[Image layout annotations]
--------------------

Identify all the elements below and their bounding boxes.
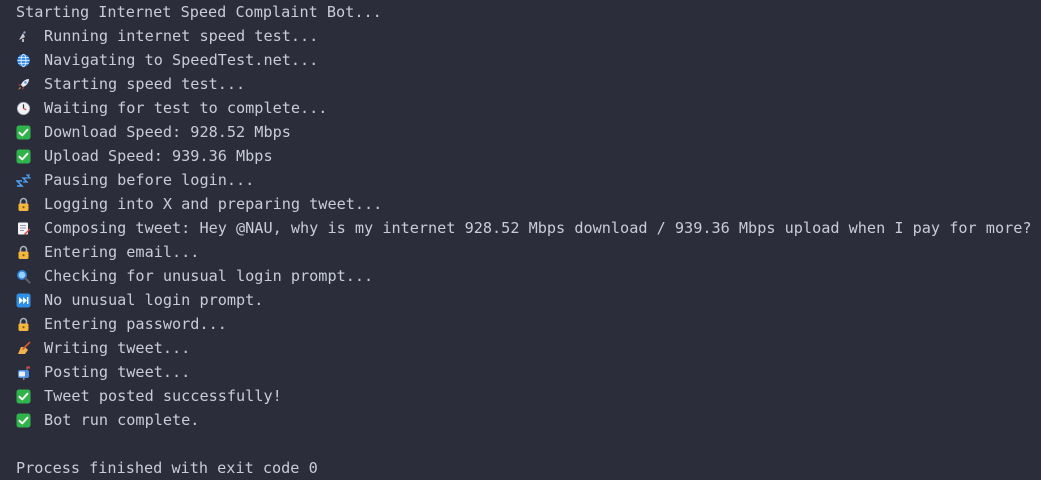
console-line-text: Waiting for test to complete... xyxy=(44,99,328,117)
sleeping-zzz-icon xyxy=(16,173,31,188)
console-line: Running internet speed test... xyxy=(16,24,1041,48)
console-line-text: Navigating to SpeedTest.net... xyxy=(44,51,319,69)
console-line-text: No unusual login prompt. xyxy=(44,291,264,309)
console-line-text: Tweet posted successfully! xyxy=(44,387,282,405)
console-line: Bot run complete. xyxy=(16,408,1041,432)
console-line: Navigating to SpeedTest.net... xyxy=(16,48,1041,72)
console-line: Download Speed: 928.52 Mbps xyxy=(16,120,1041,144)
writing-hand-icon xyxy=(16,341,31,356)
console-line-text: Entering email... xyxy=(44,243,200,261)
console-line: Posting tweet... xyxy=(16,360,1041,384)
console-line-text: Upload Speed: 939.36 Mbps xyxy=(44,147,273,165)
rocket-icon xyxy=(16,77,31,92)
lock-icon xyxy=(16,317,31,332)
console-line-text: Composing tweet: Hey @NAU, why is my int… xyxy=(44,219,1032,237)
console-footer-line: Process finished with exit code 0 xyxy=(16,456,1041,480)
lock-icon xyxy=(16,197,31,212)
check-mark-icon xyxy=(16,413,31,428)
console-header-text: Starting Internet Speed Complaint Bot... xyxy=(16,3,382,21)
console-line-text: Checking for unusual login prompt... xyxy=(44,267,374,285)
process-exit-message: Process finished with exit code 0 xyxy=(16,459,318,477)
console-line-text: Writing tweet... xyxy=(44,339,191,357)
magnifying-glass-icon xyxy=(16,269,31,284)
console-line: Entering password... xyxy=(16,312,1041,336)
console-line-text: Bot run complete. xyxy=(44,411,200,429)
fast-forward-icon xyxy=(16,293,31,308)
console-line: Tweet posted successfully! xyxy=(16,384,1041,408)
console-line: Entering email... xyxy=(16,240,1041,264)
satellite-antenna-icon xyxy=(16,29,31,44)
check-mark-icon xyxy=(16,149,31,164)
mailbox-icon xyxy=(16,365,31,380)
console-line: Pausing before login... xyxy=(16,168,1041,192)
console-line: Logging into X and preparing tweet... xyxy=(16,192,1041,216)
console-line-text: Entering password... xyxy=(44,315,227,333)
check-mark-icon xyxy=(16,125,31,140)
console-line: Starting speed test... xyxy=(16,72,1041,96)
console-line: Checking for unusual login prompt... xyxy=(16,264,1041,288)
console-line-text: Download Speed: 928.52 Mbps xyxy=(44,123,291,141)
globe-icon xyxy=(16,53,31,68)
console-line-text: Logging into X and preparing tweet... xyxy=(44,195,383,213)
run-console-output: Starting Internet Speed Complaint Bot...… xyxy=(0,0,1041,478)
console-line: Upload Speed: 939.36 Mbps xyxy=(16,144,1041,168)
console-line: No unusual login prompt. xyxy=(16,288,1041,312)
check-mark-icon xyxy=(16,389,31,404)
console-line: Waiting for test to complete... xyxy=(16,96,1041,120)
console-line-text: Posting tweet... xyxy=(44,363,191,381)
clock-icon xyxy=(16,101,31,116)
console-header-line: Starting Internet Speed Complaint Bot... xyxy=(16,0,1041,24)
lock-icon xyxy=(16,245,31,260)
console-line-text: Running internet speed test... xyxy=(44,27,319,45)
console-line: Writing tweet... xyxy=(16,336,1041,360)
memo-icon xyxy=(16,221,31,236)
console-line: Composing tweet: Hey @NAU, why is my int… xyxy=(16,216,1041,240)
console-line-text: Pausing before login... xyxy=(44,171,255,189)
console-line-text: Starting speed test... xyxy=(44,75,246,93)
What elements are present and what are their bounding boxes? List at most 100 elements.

--------------------

[WRITTEN INSTRUCTION] Copy the lines of the data from the one containing "console-line-text: Waiting for" through the one containing "console-footer-line: Process finished", inclusive, without any change.

[EXERCISE RESPONSE]
console-line-text: Waiting for test to complete... xyxy=(44,99,328,117)
sleeping-zzz-icon xyxy=(16,173,31,188)
console-line: Running internet speed test... xyxy=(16,24,1041,48)
console-line-text: Navigating to SpeedTest.net... xyxy=(44,51,319,69)
console-line-text: No unusual login prompt. xyxy=(44,291,264,309)
console-line-text: Tweet posted successfully! xyxy=(44,387,282,405)
console-line: Bot run complete. xyxy=(16,408,1041,432)
console-line: Navigating to SpeedTest.net... xyxy=(16,48,1041,72)
console-line: Download Speed: 928.52 Mbps xyxy=(16,120,1041,144)
writing-hand-icon xyxy=(16,341,31,356)
console-line-text: Entering email... xyxy=(44,243,200,261)
console-line: Posting tweet... xyxy=(16,360,1041,384)
console-line-text: Upload Speed: 939.36 Mbps xyxy=(44,147,273,165)
rocket-icon xyxy=(16,77,31,92)
lock-icon xyxy=(16,317,31,332)
console-line-text: Composing tweet: Hey @NAU, why is my int… xyxy=(44,219,1032,237)
console-footer-line: Process finished with exit code 0 xyxy=(16,456,1041,480)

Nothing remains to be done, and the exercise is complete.